--- Start of Given records ---
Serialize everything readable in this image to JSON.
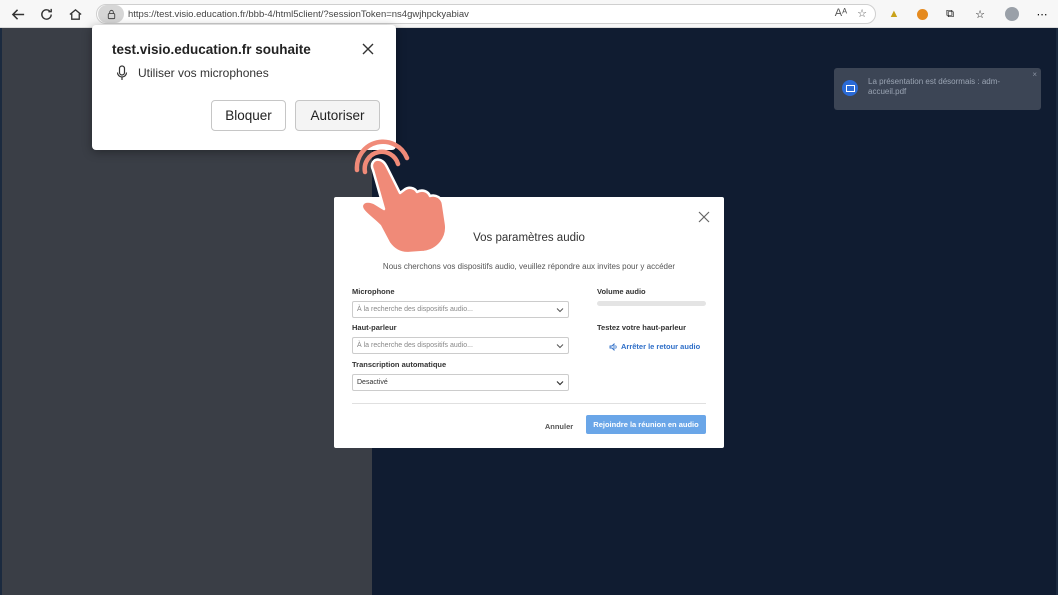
{
  "browser": {
    "url": "https://test.visio.education.fr/bbb-4/html5client/?sessionToken=ns4gwjhpckyabiav",
    "read_aloud_label": "Aᴬ"
  },
  "toast": {
    "text": "La présentation est désormais : adm-accueil.pdf"
  },
  "permission": {
    "title": "test.visio.education.fr souhaite",
    "request": "Utiliser vos microphones",
    "block_label": "Bloquer",
    "allow_label": "Autoriser"
  },
  "audio_modal": {
    "title": "Vos paramètres audio",
    "subtitle": "Nous cherchons vos dispositifs audio, veuillez répondre aux invites pour y accéder",
    "microphone_label": "Microphone",
    "microphone_value": "À la recherche des dispositifs audio...",
    "speaker_label": "Haut-parleur",
    "speaker_value": "À la recherche des dispositifs audio...",
    "transcription_label": "Transcription automatique",
    "transcription_value": "Desactivé",
    "volume_label": "Volume audio",
    "volume_level": 0,
    "test_speaker_label": "Testez votre haut-parleur",
    "stop_audio_label": "Arrêter le retour audio",
    "cancel_label": "Annuler",
    "join_label": "Rejoindre la réunion en audio"
  },
  "colors": {
    "join_button": "#6aa6e8",
    "link": "#2f6fc8",
    "hand": "#f08a78"
  }
}
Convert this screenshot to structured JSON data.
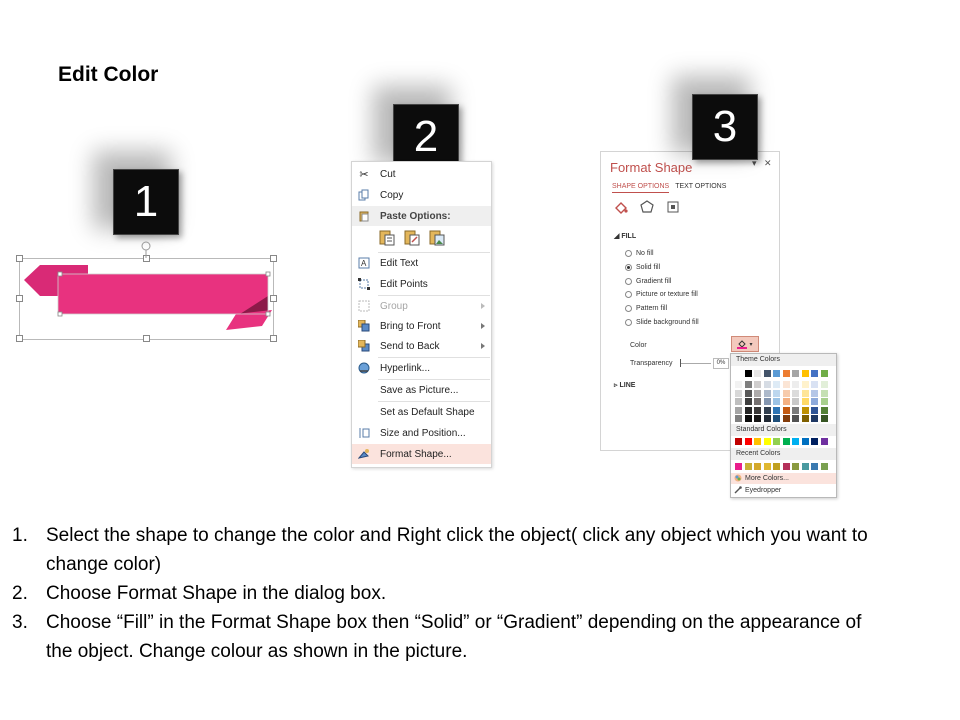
--- End of Given records ---
» **Work to be completed**:
Collect from the data above every line that includes "this".

» **Reply to the task**:
Serialize everything readable in this image to JSON.
Convert this screenshot to structured JSON data.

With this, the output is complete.